- _ENTRIES SHOWN_:
----------

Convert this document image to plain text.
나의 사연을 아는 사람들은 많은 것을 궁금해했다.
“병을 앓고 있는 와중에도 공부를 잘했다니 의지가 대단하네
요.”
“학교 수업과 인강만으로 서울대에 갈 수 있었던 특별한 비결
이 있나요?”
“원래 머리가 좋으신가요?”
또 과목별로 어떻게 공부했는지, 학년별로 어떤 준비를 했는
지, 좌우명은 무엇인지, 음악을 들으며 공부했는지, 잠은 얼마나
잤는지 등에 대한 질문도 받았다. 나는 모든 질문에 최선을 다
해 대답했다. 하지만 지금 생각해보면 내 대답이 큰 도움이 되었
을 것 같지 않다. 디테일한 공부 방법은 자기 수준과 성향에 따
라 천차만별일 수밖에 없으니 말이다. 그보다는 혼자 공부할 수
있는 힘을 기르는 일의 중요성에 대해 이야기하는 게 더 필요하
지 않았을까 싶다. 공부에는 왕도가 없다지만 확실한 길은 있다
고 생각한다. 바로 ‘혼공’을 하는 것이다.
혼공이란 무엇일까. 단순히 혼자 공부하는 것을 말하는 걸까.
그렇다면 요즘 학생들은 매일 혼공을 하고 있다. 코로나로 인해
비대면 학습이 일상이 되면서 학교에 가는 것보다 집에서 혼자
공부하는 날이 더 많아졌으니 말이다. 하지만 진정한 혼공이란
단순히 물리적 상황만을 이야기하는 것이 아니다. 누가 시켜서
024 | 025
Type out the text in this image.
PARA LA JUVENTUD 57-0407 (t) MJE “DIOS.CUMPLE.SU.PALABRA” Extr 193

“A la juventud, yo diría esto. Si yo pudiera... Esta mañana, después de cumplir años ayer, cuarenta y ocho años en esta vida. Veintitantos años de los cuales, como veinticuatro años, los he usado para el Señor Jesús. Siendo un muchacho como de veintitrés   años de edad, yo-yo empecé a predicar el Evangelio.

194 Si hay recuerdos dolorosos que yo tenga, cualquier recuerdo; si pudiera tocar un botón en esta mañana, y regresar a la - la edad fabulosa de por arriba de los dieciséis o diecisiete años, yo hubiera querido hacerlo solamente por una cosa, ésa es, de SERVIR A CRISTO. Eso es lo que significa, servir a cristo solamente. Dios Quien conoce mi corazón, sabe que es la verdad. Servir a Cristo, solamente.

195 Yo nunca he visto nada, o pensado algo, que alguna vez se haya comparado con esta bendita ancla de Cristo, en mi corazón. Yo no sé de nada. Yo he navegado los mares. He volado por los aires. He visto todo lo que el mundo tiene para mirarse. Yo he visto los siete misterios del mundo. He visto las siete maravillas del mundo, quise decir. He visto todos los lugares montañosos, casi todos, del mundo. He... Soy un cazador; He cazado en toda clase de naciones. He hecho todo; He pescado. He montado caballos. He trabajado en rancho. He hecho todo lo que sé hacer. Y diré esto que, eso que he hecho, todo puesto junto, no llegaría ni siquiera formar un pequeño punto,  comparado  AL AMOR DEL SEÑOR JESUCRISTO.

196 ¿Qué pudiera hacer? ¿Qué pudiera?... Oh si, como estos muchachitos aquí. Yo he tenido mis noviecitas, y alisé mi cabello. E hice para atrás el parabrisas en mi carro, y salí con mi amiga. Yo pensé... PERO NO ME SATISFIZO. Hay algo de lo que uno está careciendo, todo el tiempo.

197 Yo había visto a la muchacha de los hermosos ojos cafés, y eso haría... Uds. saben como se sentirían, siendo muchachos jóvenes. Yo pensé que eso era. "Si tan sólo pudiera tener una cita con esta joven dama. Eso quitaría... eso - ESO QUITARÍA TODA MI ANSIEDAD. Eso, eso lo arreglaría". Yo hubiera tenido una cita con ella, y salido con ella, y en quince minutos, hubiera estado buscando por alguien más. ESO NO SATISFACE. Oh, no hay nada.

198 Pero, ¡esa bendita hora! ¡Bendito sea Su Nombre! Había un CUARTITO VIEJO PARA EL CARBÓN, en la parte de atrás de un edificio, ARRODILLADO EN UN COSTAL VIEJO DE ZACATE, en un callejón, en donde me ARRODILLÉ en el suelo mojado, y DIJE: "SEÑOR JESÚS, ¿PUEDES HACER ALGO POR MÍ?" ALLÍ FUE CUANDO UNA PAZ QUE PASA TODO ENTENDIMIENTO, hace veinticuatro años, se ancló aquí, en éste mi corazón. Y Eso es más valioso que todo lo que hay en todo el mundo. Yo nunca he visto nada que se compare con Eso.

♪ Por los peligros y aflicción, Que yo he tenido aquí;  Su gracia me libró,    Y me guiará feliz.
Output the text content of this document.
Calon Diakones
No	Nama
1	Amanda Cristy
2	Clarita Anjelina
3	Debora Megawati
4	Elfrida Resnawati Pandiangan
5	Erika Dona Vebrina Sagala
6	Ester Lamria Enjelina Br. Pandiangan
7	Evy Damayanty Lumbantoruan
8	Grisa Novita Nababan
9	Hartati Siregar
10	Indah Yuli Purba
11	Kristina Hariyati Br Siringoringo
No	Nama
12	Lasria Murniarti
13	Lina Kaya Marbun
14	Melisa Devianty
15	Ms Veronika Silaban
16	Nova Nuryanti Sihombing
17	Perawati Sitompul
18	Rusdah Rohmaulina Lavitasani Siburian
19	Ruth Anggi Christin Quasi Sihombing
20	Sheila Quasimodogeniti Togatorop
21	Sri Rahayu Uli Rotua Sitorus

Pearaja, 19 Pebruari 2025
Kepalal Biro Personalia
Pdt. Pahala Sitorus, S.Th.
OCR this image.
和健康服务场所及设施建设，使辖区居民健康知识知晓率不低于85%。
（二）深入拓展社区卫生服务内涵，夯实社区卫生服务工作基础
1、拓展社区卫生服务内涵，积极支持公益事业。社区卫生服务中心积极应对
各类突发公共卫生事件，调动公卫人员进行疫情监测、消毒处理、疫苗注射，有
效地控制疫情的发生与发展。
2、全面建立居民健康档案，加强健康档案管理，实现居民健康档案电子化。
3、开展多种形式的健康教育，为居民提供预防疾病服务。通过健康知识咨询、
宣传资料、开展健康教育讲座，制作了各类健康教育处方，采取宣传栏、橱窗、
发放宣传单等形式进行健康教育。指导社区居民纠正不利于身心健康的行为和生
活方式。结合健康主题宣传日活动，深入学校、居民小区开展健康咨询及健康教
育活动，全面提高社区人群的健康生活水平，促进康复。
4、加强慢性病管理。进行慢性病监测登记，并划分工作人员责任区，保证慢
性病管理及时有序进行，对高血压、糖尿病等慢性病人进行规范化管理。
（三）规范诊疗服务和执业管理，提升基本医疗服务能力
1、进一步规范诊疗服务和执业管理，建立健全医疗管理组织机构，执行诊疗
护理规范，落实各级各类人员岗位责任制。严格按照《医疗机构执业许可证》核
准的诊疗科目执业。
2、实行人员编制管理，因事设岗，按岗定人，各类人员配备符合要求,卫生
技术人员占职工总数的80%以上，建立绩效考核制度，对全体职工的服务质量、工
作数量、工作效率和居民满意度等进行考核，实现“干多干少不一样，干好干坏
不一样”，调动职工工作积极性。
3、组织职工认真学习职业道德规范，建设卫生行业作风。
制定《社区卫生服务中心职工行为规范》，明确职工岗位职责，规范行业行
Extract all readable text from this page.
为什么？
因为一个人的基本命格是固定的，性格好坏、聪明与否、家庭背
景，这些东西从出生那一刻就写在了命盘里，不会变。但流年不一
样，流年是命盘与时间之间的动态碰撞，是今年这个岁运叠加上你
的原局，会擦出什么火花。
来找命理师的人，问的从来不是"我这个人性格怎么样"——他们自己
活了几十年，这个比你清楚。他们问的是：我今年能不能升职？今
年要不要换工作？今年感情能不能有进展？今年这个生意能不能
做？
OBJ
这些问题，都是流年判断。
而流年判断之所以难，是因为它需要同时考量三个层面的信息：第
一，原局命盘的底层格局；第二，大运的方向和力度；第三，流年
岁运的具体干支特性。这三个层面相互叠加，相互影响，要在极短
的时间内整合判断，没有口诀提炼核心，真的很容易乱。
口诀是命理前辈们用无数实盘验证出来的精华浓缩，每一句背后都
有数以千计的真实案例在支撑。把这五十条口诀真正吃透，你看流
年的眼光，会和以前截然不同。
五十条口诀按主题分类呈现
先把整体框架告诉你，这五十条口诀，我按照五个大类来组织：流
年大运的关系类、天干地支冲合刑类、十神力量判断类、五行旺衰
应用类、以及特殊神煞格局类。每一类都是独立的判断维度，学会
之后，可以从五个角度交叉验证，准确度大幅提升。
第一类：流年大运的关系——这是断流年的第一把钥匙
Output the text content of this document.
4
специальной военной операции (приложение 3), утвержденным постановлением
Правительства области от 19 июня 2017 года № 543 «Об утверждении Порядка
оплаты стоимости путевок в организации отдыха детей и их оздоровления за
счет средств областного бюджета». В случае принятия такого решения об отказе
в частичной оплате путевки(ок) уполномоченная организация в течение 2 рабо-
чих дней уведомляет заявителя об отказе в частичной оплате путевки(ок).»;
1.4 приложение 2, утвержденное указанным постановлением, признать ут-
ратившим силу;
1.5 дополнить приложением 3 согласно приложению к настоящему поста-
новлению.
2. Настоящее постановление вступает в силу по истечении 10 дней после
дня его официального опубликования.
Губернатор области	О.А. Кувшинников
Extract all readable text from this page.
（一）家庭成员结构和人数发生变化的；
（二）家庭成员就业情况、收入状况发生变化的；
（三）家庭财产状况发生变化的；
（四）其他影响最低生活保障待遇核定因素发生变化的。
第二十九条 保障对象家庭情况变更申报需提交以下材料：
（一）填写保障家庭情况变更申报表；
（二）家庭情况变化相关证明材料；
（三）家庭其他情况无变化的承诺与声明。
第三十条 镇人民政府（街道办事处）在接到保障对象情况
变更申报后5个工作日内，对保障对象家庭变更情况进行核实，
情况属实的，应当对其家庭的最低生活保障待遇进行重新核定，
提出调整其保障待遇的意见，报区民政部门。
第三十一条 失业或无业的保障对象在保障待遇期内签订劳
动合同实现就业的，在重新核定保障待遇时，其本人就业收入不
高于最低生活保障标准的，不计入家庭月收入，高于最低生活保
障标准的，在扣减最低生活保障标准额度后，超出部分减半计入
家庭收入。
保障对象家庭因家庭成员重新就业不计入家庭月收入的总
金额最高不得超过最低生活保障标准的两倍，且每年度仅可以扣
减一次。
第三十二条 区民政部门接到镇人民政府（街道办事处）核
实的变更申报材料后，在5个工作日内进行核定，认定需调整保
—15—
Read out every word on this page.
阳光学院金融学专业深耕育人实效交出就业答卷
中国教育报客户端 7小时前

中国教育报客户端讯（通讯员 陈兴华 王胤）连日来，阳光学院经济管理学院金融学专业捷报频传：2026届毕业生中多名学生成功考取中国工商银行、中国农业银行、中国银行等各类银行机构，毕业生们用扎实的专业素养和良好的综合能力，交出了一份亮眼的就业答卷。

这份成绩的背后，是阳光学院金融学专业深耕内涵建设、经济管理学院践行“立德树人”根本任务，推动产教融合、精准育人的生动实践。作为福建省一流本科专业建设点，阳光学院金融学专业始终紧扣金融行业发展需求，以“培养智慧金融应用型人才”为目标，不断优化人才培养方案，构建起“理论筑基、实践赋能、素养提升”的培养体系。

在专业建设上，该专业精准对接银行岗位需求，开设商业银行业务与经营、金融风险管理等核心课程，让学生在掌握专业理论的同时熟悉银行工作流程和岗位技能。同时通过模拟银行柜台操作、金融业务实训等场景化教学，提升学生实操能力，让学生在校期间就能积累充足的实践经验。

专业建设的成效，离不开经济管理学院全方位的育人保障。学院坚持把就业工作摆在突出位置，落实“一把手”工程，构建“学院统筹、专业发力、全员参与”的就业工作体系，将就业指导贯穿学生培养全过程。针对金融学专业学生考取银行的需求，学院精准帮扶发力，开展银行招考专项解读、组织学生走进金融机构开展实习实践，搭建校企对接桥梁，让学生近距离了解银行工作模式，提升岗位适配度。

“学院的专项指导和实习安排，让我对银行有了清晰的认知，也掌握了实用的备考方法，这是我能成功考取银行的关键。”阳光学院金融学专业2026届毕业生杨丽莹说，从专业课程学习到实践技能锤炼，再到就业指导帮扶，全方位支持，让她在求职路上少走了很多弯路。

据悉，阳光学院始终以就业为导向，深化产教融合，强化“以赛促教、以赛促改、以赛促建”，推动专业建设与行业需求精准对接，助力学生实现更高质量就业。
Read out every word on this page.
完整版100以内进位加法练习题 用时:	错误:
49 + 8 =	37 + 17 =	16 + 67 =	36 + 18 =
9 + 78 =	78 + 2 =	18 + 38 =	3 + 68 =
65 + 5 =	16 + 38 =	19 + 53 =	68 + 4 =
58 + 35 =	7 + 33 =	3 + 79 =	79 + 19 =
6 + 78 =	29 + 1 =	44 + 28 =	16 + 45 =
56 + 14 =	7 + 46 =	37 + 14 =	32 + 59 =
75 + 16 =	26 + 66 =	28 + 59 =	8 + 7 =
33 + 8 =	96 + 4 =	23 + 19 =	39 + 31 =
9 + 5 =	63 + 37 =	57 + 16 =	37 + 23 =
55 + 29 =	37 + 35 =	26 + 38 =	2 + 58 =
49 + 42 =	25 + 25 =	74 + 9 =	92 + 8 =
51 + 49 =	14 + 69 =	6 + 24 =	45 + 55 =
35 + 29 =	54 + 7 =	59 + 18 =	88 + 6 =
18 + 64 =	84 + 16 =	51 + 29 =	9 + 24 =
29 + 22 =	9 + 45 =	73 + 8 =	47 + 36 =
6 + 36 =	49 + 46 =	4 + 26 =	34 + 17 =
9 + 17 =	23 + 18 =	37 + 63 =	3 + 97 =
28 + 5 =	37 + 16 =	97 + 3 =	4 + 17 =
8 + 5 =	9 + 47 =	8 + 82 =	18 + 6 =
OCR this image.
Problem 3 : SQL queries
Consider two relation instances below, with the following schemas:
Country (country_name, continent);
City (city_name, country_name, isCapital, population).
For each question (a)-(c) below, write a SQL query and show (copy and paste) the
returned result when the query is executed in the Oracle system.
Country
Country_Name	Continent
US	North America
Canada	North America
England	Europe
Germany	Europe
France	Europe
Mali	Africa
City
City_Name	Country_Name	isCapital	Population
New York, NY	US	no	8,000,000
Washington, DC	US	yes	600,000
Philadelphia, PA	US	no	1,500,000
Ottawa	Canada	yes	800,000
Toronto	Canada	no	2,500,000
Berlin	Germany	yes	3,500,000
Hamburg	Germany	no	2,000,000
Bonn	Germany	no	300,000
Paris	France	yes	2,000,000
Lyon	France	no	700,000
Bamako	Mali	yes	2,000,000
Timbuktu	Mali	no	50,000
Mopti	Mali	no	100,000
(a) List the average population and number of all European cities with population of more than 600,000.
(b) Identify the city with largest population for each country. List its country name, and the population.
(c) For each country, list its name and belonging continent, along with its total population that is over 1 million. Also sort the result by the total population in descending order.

----------

- _DO THIS_:
Show every line of the listing in which the string "aquí" can be found.

- _TASK RESULT_:
196 ¿Qué pudiera hacer? ¿Qué pudiera?... Oh si, como estos muchachitos aquí. Yo he tenido mis noviecitas, y alisé mi cabello. E hice para atrás el parabrisas en mi carro, y salí con mi amiga. Yo pensé... PERO NO ME SATISFIZO. Hay algo de lo que uno está careciendo, todo el tiempo.
198 Pero, ¡esa bendita hora! ¡Bendito sea Su Nombre! Había un CUARTITO VIEJO PARA EL CARBÓN, en la parte de atrás de un edificio, ARRODILLADO EN UN COSTAL VIEJO DE ZACATE, en un callejón, en donde me ARRODILLÉ en el suelo mojado, y DIJE: "SEÑOR JESÚS, ¿PUEDES HACER ALGO POR MÍ?" ALLÍ FUE CUANDO UNA PAZ QUE PASA TODO ENTENDIMIENTO, hace veinticuatro años, se ancló aquí, en éste mi corazón. Y Eso es más valioso que todo lo que hay en todo el mundo. Yo nunca he visto nada que se compare con Eso.
♪ Por los peligros y aflicción, Que yo he tenido aquí;  Su gracia me libró,    Y me guiará feliz.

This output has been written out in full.